(Stored dataset items)

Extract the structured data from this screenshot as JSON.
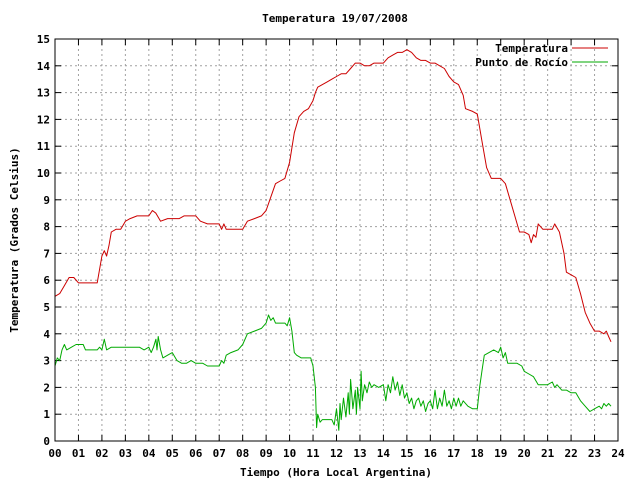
{
  "chart_data": {
    "type": "line",
    "title": "Temperatura 19/07/2008",
    "xlabel": "Tiempo (Hora Local Argentina)",
    "ylabel": "Temperatura (Grados Celsius)",
    "xlim": [
      0,
      24
    ],
    "ylim": [
      0,
      15
    ],
    "x_ticks": [
      "00",
      "01",
      "02",
      "03",
      "04",
      "05",
      "06",
      "07",
      "08",
      "09",
      "10",
      "11",
      "12",
      "13",
      "14",
      "15",
      "16",
      "17",
      "18",
      "19",
      "20",
      "21",
      "22",
      "23",
      "24"
    ],
    "y_ticks": [
      "0",
      "1",
      "2",
      "3",
      "4",
      "5",
      "6",
      "7",
      "8",
      "9",
      "10",
      "11",
      "12",
      "13",
      "14",
      "15"
    ],
    "grid": true,
    "legend_position": "top-right",
    "series": [
      {
        "name": "Temperatura",
        "color": "#cc0000",
        "points": [
          [
            0.0,
            5.4
          ],
          [
            0.2,
            5.5
          ],
          [
            0.4,
            5.8
          ],
          [
            0.6,
            6.1
          ],
          [
            0.8,
            6.1
          ],
          [
            1.0,
            5.9
          ],
          [
            1.2,
            5.9
          ],
          [
            1.4,
            5.9
          ],
          [
            1.6,
            5.9
          ],
          [
            1.8,
            5.9
          ],
          [
            2.0,
            6.9
          ],
          [
            2.1,
            7.1
          ],
          [
            2.2,
            6.9
          ],
          [
            2.3,
            7.3
          ],
          [
            2.4,
            7.8
          ],
          [
            2.6,
            7.9
          ],
          [
            2.8,
            7.9
          ],
          [
            3.0,
            8.2
          ],
          [
            3.2,
            8.3
          ],
          [
            3.5,
            8.4
          ],
          [
            3.8,
            8.4
          ],
          [
            4.0,
            8.4
          ],
          [
            4.15,
            8.6
          ],
          [
            4.3,
            8.5
          ],
          [
            4.5,
            8.2
          ],
          [
            4.8,
            8.3
          ],
          [
            5.0,
            8.3
          ],
          [
            5.3,
            8.3
          ],
          [
            5.5,
            8.4
          ],
          [
            5.8,
            8.4
          ],
          [
            6.0,
            8.4
          ],
          [
            6.2,
            8.2
          ],
          [
            6.5,
            8.1
          ],
          [
            6.8,
            8.1
          ],
          [
            7.0,
            8.1
          ],
          [
            7.1,
            7.9
          ],
          [
            7.2,
            8.1
          ],
          [
            7.3,
            7.9
          ],
          [
            7.5,
            7.9
          ],
          [
            7.8,
            7.9
          ],
          [
            8.0,
            7.9
          ],
          [
            8.2,
            8.2
          ],
          [
            8.5,
            8.3
          ],
          [
            8.8,
            8.4
          ],
          [
            9.0,
            8.6
          ],
          [
            9.2,
            9.1
          ],
          [
            9.4,
            9.6
          ],
          [
            9.6,
            9.7
          ],
          [
            9.8,
            9.8
          ],
          [
            10.0,
            10.4
          ],
          [
            10.2,
            11.5
          ],
          [
            10.4,
            12.1
          ],
          [
            10.6,
            12.3
          ],
          [
            10.8,
            12.4
          ],
          [
            11.0,
            12.7
          ],
          [
            11.1,
            13.0
          ],
          [
            11.2,
            13.2
          ],
          [
            11.4,
            13.3
          ],
          [
            11.6,
            13.4
          ],
          [
            11.8,
            13.5
          ],
          [
            12.0,
            13.6
          ],
          [
            12.2,
            13.7
          ],
          [
            12.4,
            13.7
          ],
          [
            12.6,
            13.9
          ],
          [
            12.8,
            14.1
          ],
          [
            13.0,
            14.1
          ],
          [
            13.2,
            14.0
          ],
          [
            13.4,
            14.0
          ],
          [
            13.6,
            14.1
          ],
          [
            13.8,
            14.1
          ],
          [
            14.0,
            14.1
          ],
          [
            14.2,
            14.3
          ],
          [
            14.4,
            14.4
          ],
          [
            14.6,
            14.5
          ],
          [
            14.8,
            14.5
          ],
          [
            15.0,
            14.6
          ],
          [
            15.2,
            14.5
          ],
          [
            15.4,
            14.3
          ],
          [
            15.6,
            14.2
          ],
          [
            15.8,
            14.2
          ],
          [
            16.0,
            14.1
          ],
          [
            16.2,
            14.1
          ],
          [
            16.4,
            14.0
          ],
          [
            16.6,
            13.9
          ],
          [
            16.8,
            13.6
          ],
          [
            17.0,
            13.4
          ],
          [
            17.2,
            13.3
          ],
          [
            17.4,
            12.9
          ],
          [
            17.5,
            12.4
          ],
          [
            17.8,
            12.3
          ],
          [
            18.0,
            12.2
          ],
          [
            18.2,
            11.2
          ],
          [
            18.4,
            10.2
          ],
          [
            18.6,
            9.8
          ],
          [
            18.8,
            9.8
          ],
          [
            19.0,
            9.8
          ],
          [
            19.2,
            9.6
          ],
          [
            19.4,
            9.0
          ],
          [
            19.6,
            8.4
          ],
          [
            19.8,
            7.8
          ],
          [
            20.0,
            7.8
          ],
          [
            20.2,
            7.7
          ],
          [
            20.3,
            7.4
          ],
          [
            20.4,
            7.7
          ],
          [
            20.5,
            7.6
          ],
          [
            20.6,
            8.1
          ],
          [
            20.8,
            7.9
          ],
          [
            21.0,
            7.9
          ],
          [
            21.2,
            7.9
          ],
          [
            21.3,
            8.1
          ],
          [
            21.5,
            7.8
          ],
          [
            21.7,
            7.0
          ],
          [
            21.8,
            6.3
          ],
          [
            22.0,
            6.2
          ],
          [
            22.2,
            6.1
          ],
          [
            22.4,
            5.5
          ],
          [
            22.6,
            4.8
          ],
          [
            22.8,
            4.4
          ],
          [
            23.0,
            4.1
          ],
          [
            23.2,
            4.1
          ],
          [
            23.4,
            4.0
          ],
          [
            23.5,
            4.1
          ],
          [
            23.6,
            3.9
          ],
          [
            23.7,
            3.7
          ]
        ]
      },
      {
        "name": "Punto de Rocío",
        "color": "#00aa00",
        "points": [
          [
            0.0,
            2.8
          ],
          [
            0.1,
            3.1
          ],
          [
            0.2,
            3.0
          ],
          [
            0.3,
            3.4
          ],
          [
            0.4,
            3.6
          ],
          [
            0.5,
            3.4
          ],
          [
            0.7,
            3.5
          ],
          [
            0.9,
            3.6
          ],
          [
            1.0,
            3.6
          ],
          [
            1.2,
            3.6
          ],
          [
            1.3,
            3.4
          ],
          [
            1.5,
            3.4
          ],
          [
            1.8,
            3.4
          ],
          [
            1.9,
            3.5
          ],
          [
            2.0,
            3.4
          ],
          [
            2.1,
            3.8
          ],
          [
            2.2,
            3.4
          ],
          [
            2.4,
            3.5
          ],
          [
            2.6,
            3.5
          ],
          [
            2.8,
            3.5
          ],
          [
            3.0,
            3.5
          ],
          [
            3.2,
            3.5
          ],
          [
            3.4,
            3.5
          ],
          [
            3.6,
            3.5
          ],
          [
            3.8,
            3.4
          ],
          [
            4.0,
            3.5
          ],
          [
            4.1,
            3.3
          ],
          [
            4.2,
            3.5
          ],
          [
            4.3,
            3.8
          ],
          [
            4.35,
            3.4
          ],
          [
            4.4,
            3.9
          ],
          [
            4.5,
            3.4
          ],
          [
            4.6,
            3.1
          ],
          [
            4.8,
            3.2
          ],
          [
            5.0,
            3.3
          ],
          [
            5.2,
            3.0
          ],
          [
            5.4,
            2.9
          ],
          [
            5.6,
            2.9
          ],
          [
            5.8,
            3.0
          ],
          [
            6.0,
            2.9
          ],
          [
            6.3,
            2.9
          ],
          [
            6.5,
            2.8
          ],
          [
            6.8,
            2.8
          ],
          [
            7.0,
            2.8
          ],
          [
            7.1,
            3.0
          ],
          [
            7.2,
            2.9
          ],
          [
            7.3,
            3.2
          ],
          [
            7.5,
            3.3
          ],
          [
            7.8,
            3.4
          ],
          [
            8.0,
            3.6
          ],
          [
            8.2,
            4.0
          ],
          [
            8.5,
            4.1
          ],
          [
            8.8,
            4.2
          ],
          [
            9.0,
            4.4
          ],
          [
            9.1,
            4.7
          ],
          [
            9.2,
            4.5
          ],
          [
            9.3,
            4.6
          ],
          [
            9.4,
            4.4
          ],
          [
            9.6,
            4.4
          ],
          [
            9.8,
            4.4
          ],
          [
            9.9,
            4.3
          ],
          [
            10.0,
            4.6
          ],
          [
            10.1,
            4.1
          ],
          [
            10.2,
            3.3
          ],
          [
            10.3,
            3.2
          ],
          [
            10.5,
            3.1
          ],
          [
            10.7,
            3.1
          ],
          [
            10.9,
            3.1
          ],
          [
            11.0,
            2.8
          ],
          [
            11.1,
            2.0
          ],
          [
            11.15,
            0.5
          ],
          [
            11.2,
            1.0
          ],
          [
            11.3,
            0.7
          ],
          [
            11.4,
            0.8
          ],
          [
            11.6,
            0.8
          ],
          [
            11.8,
            0.8
          ],
          [
            11.9,
            0.6
          ],
          [
            12.0,
            1.2
          ],
          [
            12.1,
            0.4
          ],
          [
            12.15,
            1.4
          ],
          [
            12.2,
            0.8
          ],
          [
            12.3,
            1.6
          ],
          [
            12.4,
            0.9
          ],
          [
            12.5,
            1.8
          ],
          [
            12.55,
            1.0
          ],
          [
            12.6,
            2.3
          ],
          [
            12.7,
            1.2
          ],
          [
            12.8,
            1.9
          ],
          [
            12.85,
            1.0
          ],
          [
            12.9,
            2.0
          ],
          [
            13.0,
            1.2
          ],
          [
            13.05,
            2.6
          ],
          [
            13.1,
            1.5
          ],
          [
            13.2,
            2.1
          ],
          [
            13.3,
            1.8
          ],
          [
            13.4,
            2.2
          ],
          [
            13.5,
            2.0
          ],
          [
            13.6,
            2.1
          ],
          [
            13.8,
            2.0
          ],
          [
            14.0,
            2.1
          ],
          [
            14.1,
            1.5
          ],
          [
            14.2,
            2.1
          ],
          [
            14.3,
            1.8
          ],
          [
            14.4,
            2.4
          ],
          [
            14.5,
            1.9
          ],
          [
            14.6,
            2.2
          ],
          [
            14.7,
            1.7
          ],
          [
            14.8,
            2.1
          ],
          [
            14.9,
            1.6
          ],
          [
            15.0,
            1.8
          ],
          [
            15.1,
            1.4
          ],
          [
            15.2,
            1.6
          ],
          [
            15.3,
            1.2
          ],
          [
            15.4,
            1.5
          ],
          [
            15.5,
            1.6
          ],
          [
            15.6,
            1.3
          ],
          [
            15.7,
            1.5
          ],
          [
            15.8,
            1.1
          ],
          [
            15.9,
            1.4
          ],
          [
            16.0,
            1.5
          ],
          [
            16.1,
            1.2
          ],
          [
            16.2,
            1.9
          ],
          [
            16.3,
            1.2
          ],
          [
            16.4,
            1.6
          ],
          [
            16.5,
            1.3
          ],
          [
            16.6,
            1.9
          ],
          [
            16.7,
            1.3
          ],
          [
            16.8,
            1.5
          ],
          [
            16.9,
            1.2
          ],
          [
            17.0,
            1.6
          ],
          [
            17.1,
            1.3
          ],
          [
            17.2,
            1.6
          ],
          [
            17.3,
            1.3
          ],
          [
            17.4,
            1.5
          ],
          [
            17.6,
            1.3
          ],
          [
            17.8,
            1.2
          ],
          [
            18.0,
            1.2
          ],
          [
            18.1,
            2.0
          ],
          [
            18.2,
            2.6
          ],
          [
            18.3,
            3.2
          ],
          [
            18.5,
            3.3
          ],
          [
            18.7,
            3.4
          ],
          [
            18.9,
            3.3
          ],
          [
            19.0,
            3.5
          ],
          [
            19.1,
            3.1
          ],
          [
            19.2,
            3.3
          ],
          [
            19.3,
            2.9
          ],
          [
            19.5,
            2.9
          ],
          [
            19.7,
            2.9
          ],
          [
            19.9,
            2.8
          ],
          [
            20.0,
            2.6
          ],
          [
            20.2,
            2.5
          ],
          [
            20.4,
            2.4
          ],
          [
            20.6,
            2.1
          ],
          [
            20.8,
            2.1
          ],
          [
            21.0,
            2.1
          ],
          [
            21.2,
            2.2
          ],
          [
            21.3,
            2.0
          ],
          [
            21.4,
            2.1
          ],
          [
            21.6,
            1.9
          ],
          [
            21.8,
            1.9
          ],
          [
            22.0,
            1.8
          ],
          [
            22.2,
            1.8
          ],
          [
            22.4,
            1.5
          ],
          [
            22.6,
            1.3
          ],
          [
            22.8,
            1.1
          ],
          [
            23.0,
            1.2
          ],
          [
            23.2,
            1.3
          ],
          [
            23.3,
            1.2
          ],
          [
            23.4,
            1.4
          ],
          [
            23.5,
            1.3
          ],
          [
            23.6,
            1.4
          ],
          [
            23.7,
            1.3
          ]
        ]
      }
    ]
  }
}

■ TASK BRIEF
Identify and copy the lines holding the word "Temperatura".

■ SOLUTION BELOW
    "title": "Temperatura 19/07/2008",
    "ylabel": "Temperatura (Grados Celsius)",
        "name": "Temperatura",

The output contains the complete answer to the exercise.